[Records excerpted from a collection]

○ ○ ○ ○ ○

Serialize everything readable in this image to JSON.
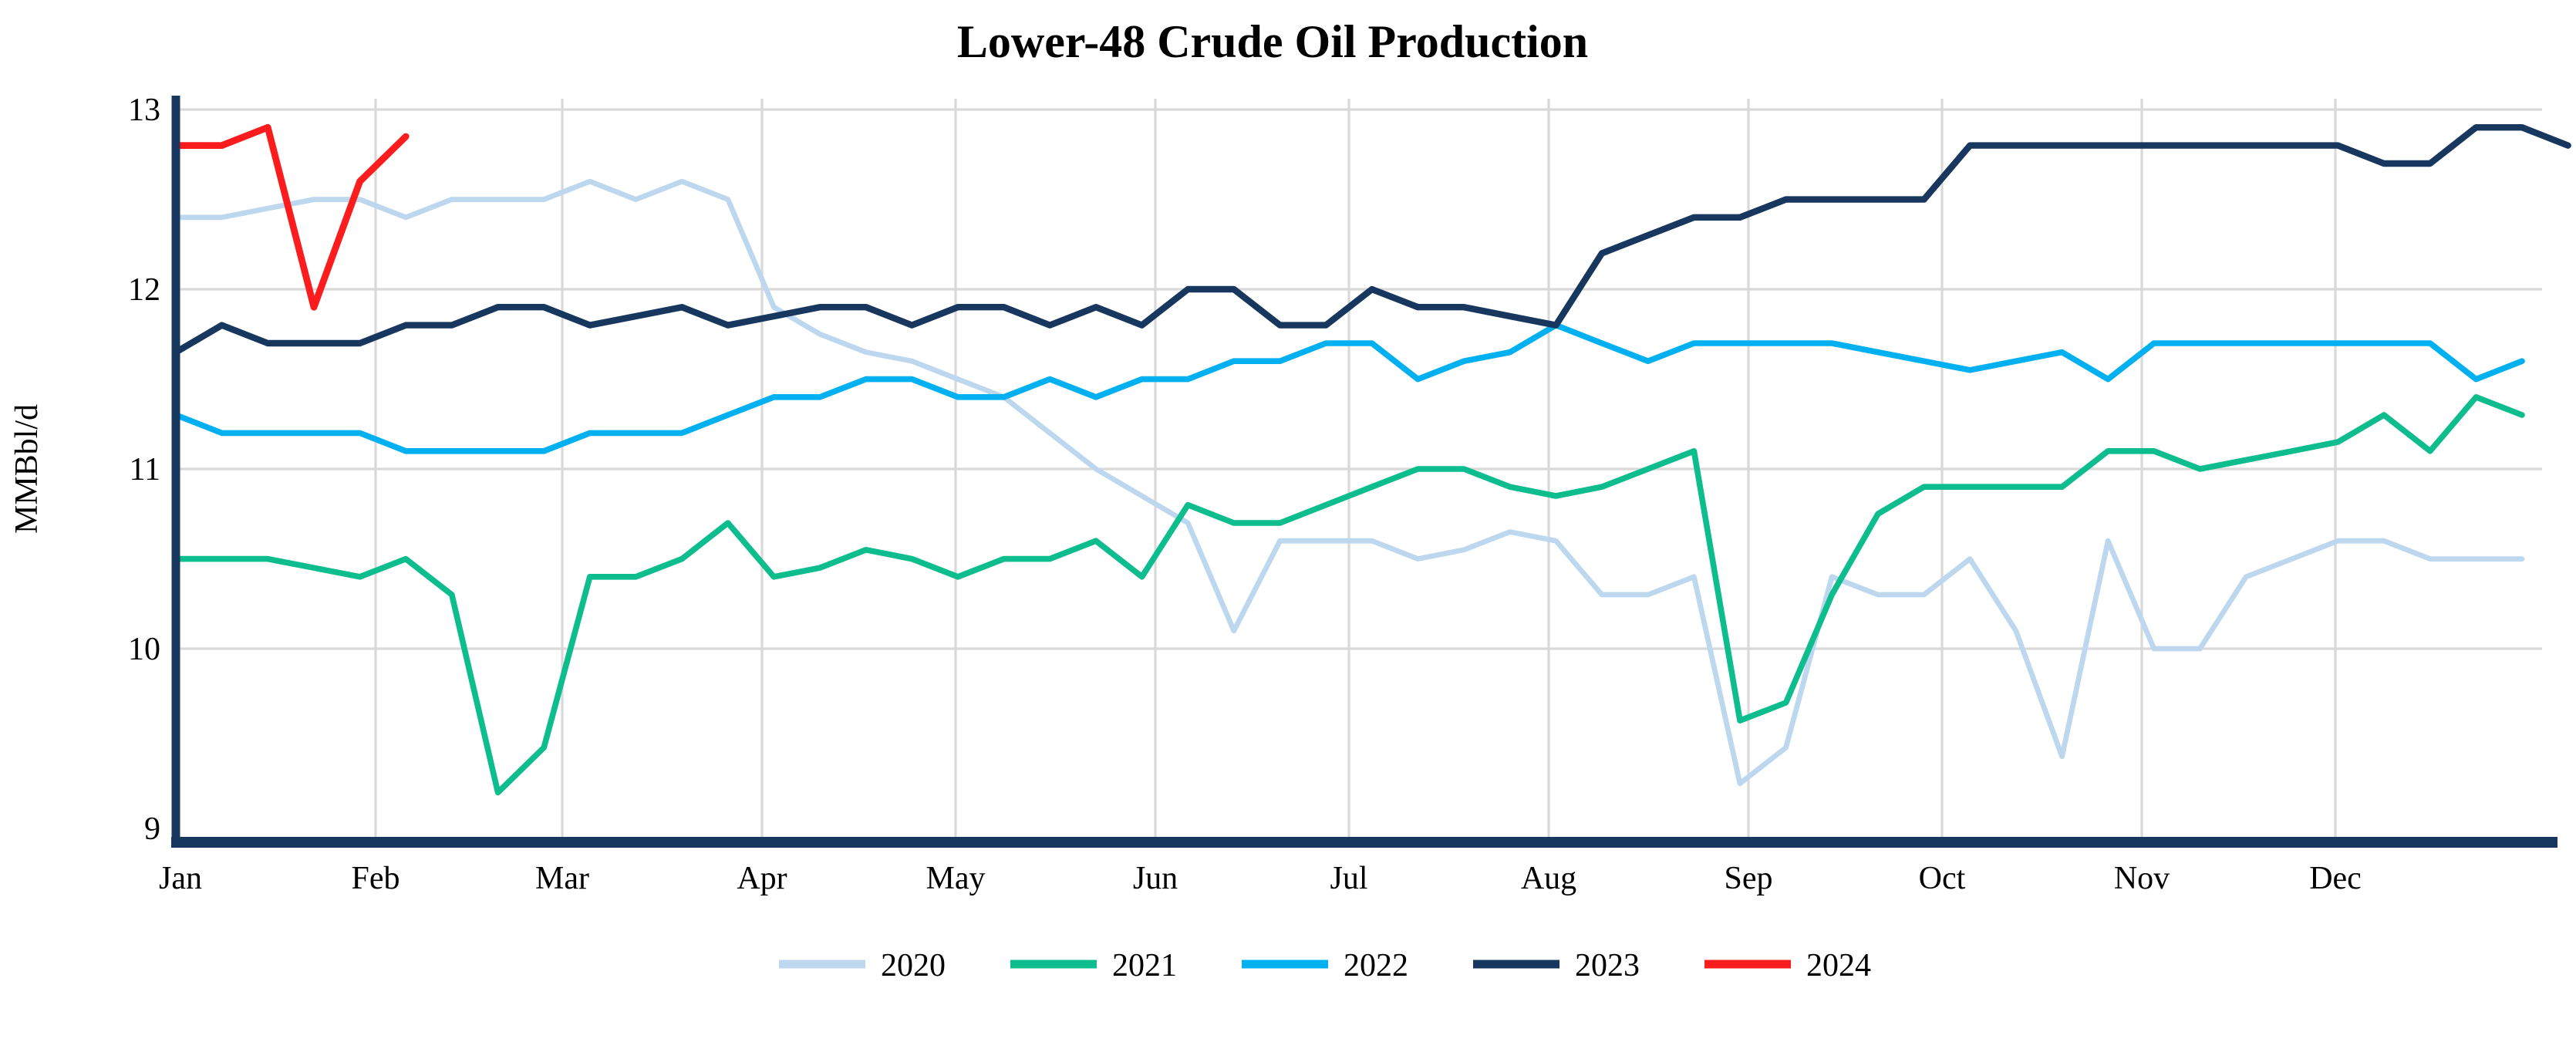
{
  "title": "Lower-48 Crude Oil Production",
  "y_axis": {
    "label": "MMBbl/d",
    "ticks": [
      "13",
      "12",
      "11",
      "10",
      "9"
    ]
  },
  "x_axis": {
    "months": [
      "Jan",
      "Feb",
      "Mar",
      "Apr",
      "May",
      "Jun",
      "Jul",
      "Aug",
      "Sep",
      "Oct",
      "Nov",
      "Dec"
    ]
  },
  "colors": {
    "axis": "#17375E",
    "gridline": "#D9D9D9",
    "background": "#FFFFFF"
  },
  "chart_data": {
    "type": "line",
    "title": "Lower-48 Crude Oil Production",
    "xlabel": "",
    "ylabel": "MMBbl/d",
    "ylim": [
      9,
      13
    ],
    "x_range": "weekly points, Jan through Dec",
    "grid": true,
    "legend_position": "bottom",
    "series": [
      {
        "name": "2020",
        "color": "#BDD7EE",
        "values": [
          12.4,
          12.4,
          12.45,
          12.5,
          12.5,
          12.4,
          12.5,
          12.5,
          12.5,
          12.6,
          12.5,
          12.6,
          12.5,
          11.9,
          11.75,
          11.65,
          11.6,
          11.5,
          11.4,
          11.2,
          11.0,
          10.85,
          10.7,
          10.1,
          10.6,
          10.6,
          10.6,
          10.5,
          10.55,
          10.65,
          10.6,
          10.3,
          10.3,
          10.4,
          9.25,
          9.45,
          10.4,
          10.3,
          10.3,
          10.5,
          10.1,
          9.4,
          10.6,
          10.0,
          10.0,
          10.4,
          10.5,
          10.6,
          10.6,
          10.5,
          10.5,
          10.5
        ]
      },
      {
        "name": "2021",
        "color": "#0DBD8D",
        "values": [
          10.5,
          10.5,
          10.5,
          10.45,
          10.4,
          10.5,
          10.3,
          9.2,
          9.45,
          10.4,
          10.4,
          10.5,
          10.7,
          10.4,
          10.45,
          10.55,
          10.5,
          10.4,
          10.5,
          10.5,
          10.6,
          10.4,
          10.8,
          10.7,
          10.7,
          10.8,
          10.9,
          11.0,
          11.0,
          10.9,
          10.85,
          10.9,
          11.0,
          11.1,
          9.6,
          9.7,
          10.3,
          10.75,
          10.9,
          10.9,
          10.9,
          10.9,
          11.1,
          11.1,
          11.0,
          11.05,
          11.1,
          11.15,
          11.3,
          11.1,
          11.4,
          11.3
        ]
      },
      {
        "name": "2022",
        "color": "#00B0F0",
        "values": [
          11.3,
          11.2,
          11.2,
          11.2,
          11.2,
          11.1,
          11.1,
          11.1,
          11.1,
          11.2,
          11.2,
          11.2,
          11.3,
          11.4,
          11.4,
          11.5,
          11.5,
          11.4,
          11.4,
          11.5,
          11.4,
          11.5,
          11.5,
          11.6,
          11.6,
          11.7,
          11.7,
          11.5,
          11.6,
          11.65,
          11.8,
          11.7,
          11.6,
          11.7,
          11.7,
          11.7,
          11.7,
          11.65,
          11.6,
          11.55,
          11.6,
          11.65,
          11.5,
          11.7,
          11.7,
          11.7,
          11.7,
          11.7,
          11.7,
          11.7,
          11.5,
          11.6
        ]
      },
      {
        "name": "2023",
        "color": "#17375E",
        "values": [
          11.65,
          11.8,
          11.7,
          11.7,
          11.7,
          11.8,
          11.8,
          11.9,
          11.9,
          11.8,
          11.85,
          11.9,
          11.8,
          11.85,
          11.9,
          11.9,
          11.8,
          11.9,
          11.9,
          11.8,
          11.9,
          11.8,
          12.0,
          12.0,
          11.8,
          11.8,
          12.0,
          11.9,
          11.9,
          11.85,
          11.8,
          12.2,
          12.3,
          12.4,
          12.4,
          12.5,
          12.5,
          12.5,
          12.5,
          12.8,
          12.8,
          12.8,
          12.8,
          12.8,
          12.8,
          12.8,
          12.8,
          12.8,
          12.7,
          12.7,
          12.9,
          12.9,
          12.8
        ]
      },
      {
        "name": "2024",
        "color": "#FB1D1D",
        "values": [
          12.8,
          12.8,
          12.9,
          11.9,
          12.6,
          12.85
        ]
      }
    ]
  }
}
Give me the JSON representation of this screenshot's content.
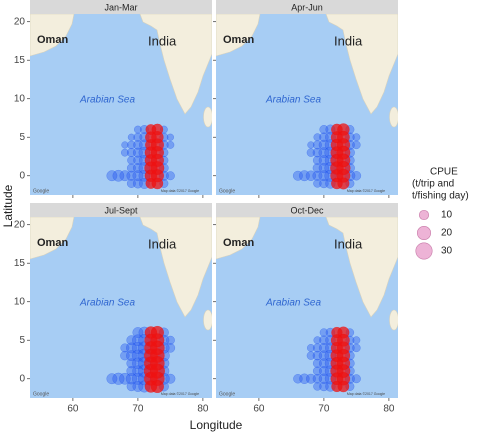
{
  "chart_data": {
    "type": "bubble",
    "x_label": "Longitude",
    "y_label": "Latitude",
    "xlim": [
      53.4,
      81.4
    ],
    "ylim": [
      -2.5,
      21
    ],
    "xticks": [
      60,
      70,
      80
    ],
    "yticks": [
      0,
      5,
      10,
      15,
      20
    ],
    "map_labels": {
      "oman": "Oman",
      "india": "India",
      "sea": "Arabian Sea",
      "credit": "Map data ©2017 Google",
      "logo": "Google"
    },
    "panels": [
      {
        "title": "Jan-Mar",
        "series": [
          {
            "color": "#2255ee",
            "lon": [
              70,
              71,
              74,
              69,
              70,
              71,
              74,
              75,
              68,
              69,
              70,
              71,
              74,
              75,
              68,
              69,
              70,
              71,
              74,
              69,
              70,
              71,
              74,
              69,
              70,
              71,
              74,
              66,
              67,
              68,
              69,
              70,
              71,
              74,
              75,
              69,
              70,
              71,
              74
            ],
            "lat": [
              6,
              6,
              6,
              5,
              5,
              5,
              5,
              5,
              4,
              4,
              4,
              4,
              4,
              4,
              3,
              3,
              3,
              3,
              3,
              2,
              2,
              2,
              2,
              1,
              1,
              1,
              1,
              0,
              0,
              0,
              0,
              0,
              0,
              0,
              0,
              -1,
              -1,
              -1,
              -1
            ],
            "cpue": [
              6,
              8,
              6,
              5,
              8,
              10,
              8,
              5,
              5,
              7,
              9,
              12,
              9,
              6,
              6,
              8,
              10,
              14,
              8,
              7,
              9,
              12,
              8,
              8,
              10,
              14,
              9,
              12,
              14,
              12,
              10,
              12,
              14,
              10,
              8,
              8,
              10,
              12,
              8
            ]
          },
          {
            "color": "#ee1111",
            "lon": [
              72,
              73,
              72,
              73,
              72,
              73,
              72,
              73,
              72,
              73,
              72,
              73,
              72,
              73,
              72,
              73
            ],
            "lat": [
              6,
              6,
              5,
              5,
              4,
              4,
              3,
              3,
              2,
              2,
              1,
              1,
              0,
              0,
              -1,
              -1
            ],
            "cpue": [
              12,
              14,
              14,
              16,
              14,
              18,
              16,
              18,
              16,
              18,
              18,
              20,
              16,
              18,
              12,
              14
            ]
          }
        ]
      },
      {
        "title": "Apr-Jun",
        "series": [
          {
            "color": "#2255ee",
            "lon": [
              70,
              71,
              74,
              69,
              70,
              71,
              74,
              75,
              68,
              69,
              70,
              71,
              74,
              75,
              68,
              69,
              70,
              71,
              74,
              69,
              70,
              71,
              74,
              69,
              70,
              71,
              74,
              66,
              67,
              68,
              69,
              70,
              71,
              74,
              75,
              69,
              70,
              71,
              74
            ],
            "lat": [
              6,
              6,
              6,
              5,
              5,
              5,
              5,
              5,
              4,
              4,
              4,
              4,
              4,
              4,
              3,
              3,
              3,
              3,
              3,
              2,
              2,
              2,
              2,
              1,
              1,
              1,
              1,
              0,
              0,
              0,
              0,
              0,
              0,
              0,
              0,
              -1,
              -1,
              -1,
              -1
            ],
            "cpue": [
              8,
              10,
              8,
              6,
              9,
              12,
              9,
              6,
              5,
              8,
              11,
              13,
              10,
              7,
              7,
              9,
              12,
              15,
              10,
              8,
              11,
              13,
              9,
              9,
              11,
              15,
              10,
              10,
              12,
              11,
              10,
              12,
              15,
              12,
              9,
              7,
              9,
              11,
              8
            ]
          },
          {
            "color": "#ee1111",
            "lon": [
              72,
              73,
              72,
              73,
              72,
              73,
              72,
              73,
              72,
              73,
              72,
              73,
              72,
              73,
              72,
              73
            ],
            "lat": [
              6,
              6,
              5,
              5,
              4,
              4,
              3,
              3,
              2,
              2,
              1,
              1,
              0,
              0,
              -1,
              -1
            ],
            "cpue": [
              14,
              16,
              15,
              17,
              16,
              19,
              17,
              20,
              18,
              20,
              19,
              21,
              18,
              20,
              14,
              15
            ]
          }
        ]
      },
      {
        "title": "Jul-Sept",
        "series": [
          {
            "color": "#2255ee",
            "lon": [
              70,
              71,
              74,
              69,
              70,
              71,
              74,
              75,
              68,
              69,
              70,
              71,
              74,
              75,
              68,
              69,
              70,
              71,
              74,
              69,
              70,
              71,
              74,
              69,
              70,
              71,
              74,
              66,
              67,
              68,
              69,
              70,
              71,
              74,
              75,
              69,
              70,
              71,
              74
            ],
            "lat": [
              6,
              6,
              6,
              5,
              5,
              5,
              5,
              5,
              4,
              4,
              4,
              4,
              4,
              4,
              3,
              3,
              3,
              3,
              3,
              2,
              2,
              2,
              2,
              1,
              1,
              1,
              1,
              0,
              0,
              0,
              0,
              0,
              0,
              0,
              0,
              -1,
              -1,
              -1,
              -1
            ],
            "cpue": [
              12,
              14,
              10,
              10,
              14,
              16,
              12,
              8,
              8,
              12,
              15,
              18,
              13,
              9,
              9,
              12,
              15,
              20,
              14,
              10,
              14,
              18,
              12,
              10,
              13,
              18,
              12,
              12,
              15,
              14,
              13,
              15,
              18,
              14,
              10,
              9,
              12,
              15,
              10
            ]
          },
          {
            "color": "#ee1111",
            "lon": [
              72,
              73,
              72,
              73,
              72,
              73,
              72,
              73,
              72,
              73,
              72,
              73,
              72,
              73,
              72,
              73
            ],
            "lat": [
              6,
              6,
              5,
              5,
              4,
              4,
              3,
              3,
              2,
              2,
              1,
              1,
              0,
              0,
              -1,
              -1
            ],
            "cpue": [
              16,
              18,
              18,
              20,
              19,
              22,
              20,
              22,
              20,
              22,
              21,
              24,
              20,
              22,
              16,
              18
            ]
          }
        ]
      },
      {
        "title": "Oct-Dec",
        "series": [
          {
            "color": "#2255ee",
            "lon": [
              70,
              71,
              74,
              69,
              70,
              71,
              74,
              75,
              68,
              69,
              70,
              71,
              74,
              75,
              68,
              69,
              70,
              71,
              74,
              69,
              70,
              71,
              74,
              69,
              70,
              71,
              74,
              66,
              67,
              68,
              69,
              70,
              71,
              74,
              75,
              69,
              70,
              71,
              74
            ],
            "lat": [
              6,
              6,
              6,
              5,
              5,
              5,
              5,
              5,
              4,
              4,
              4,
              4,
              4,
              4,
              3,
              3,
              3,
              3,
              3,
              2,
              2,
              2,
              2,
              1,
              1,
              1,
              1,
              0,
              0,
              0,
              0,
              0,
              0,
              0,
              0,
              -1,
              -1,
              -1,
              -1
            ],
            "cpue": [
              7,
              9,
              7,
              6,
              9,
              11,
              8,
              6,
              6,
              8,
              10,
              12,
              9,
              7,
              7,
              9,
              11,
              14,
              9,
              8,
              10,
              13,
              9,
              8,
              10,
              13,
              9,
              9,
              11,
              10,
              9,
              11,
              13,
              10,
              8,
              7,
              9,
              11,
              8
            ]
          },
          {
            "color": "#ee1111",
            "lon": [
              72,
              73,
              72,
              73,
              72,
              73,
              72,
              73,
              72,
              73,
              72,
              73,
              72,
              73,
              72,
              73
            ],
            "lat": [
              6,
              6,
              5,
              5,
              4,
              4,
              3,
              3,
              2,
              2,
              1,
              1,
              0,
              0,
              -1,
              -1
            ],
            "cpue": [
              13,
              15,
              15,
              17,
              15,
              18,
              17,
              19,
              17,
              19,
              18,
              20,
              17,
              19,
              13,
              14
            ]
          }
        ]
      }
    ],
    "size_legend": {
      "title": [
        "CPUE",
        "(t/trip and",
        "t/fishing day)"
      ],
      "values": [
        10,
        20,
        30
      ],
      "color": "#e8a0cc"
    }
  }
}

○ ○ ○ ○ ○

(Task requirements): Copy out every line of the data that includes the word "Google".

(Finished task):
      "credit": "Map data ©2017 Google",
      "logo": "Google"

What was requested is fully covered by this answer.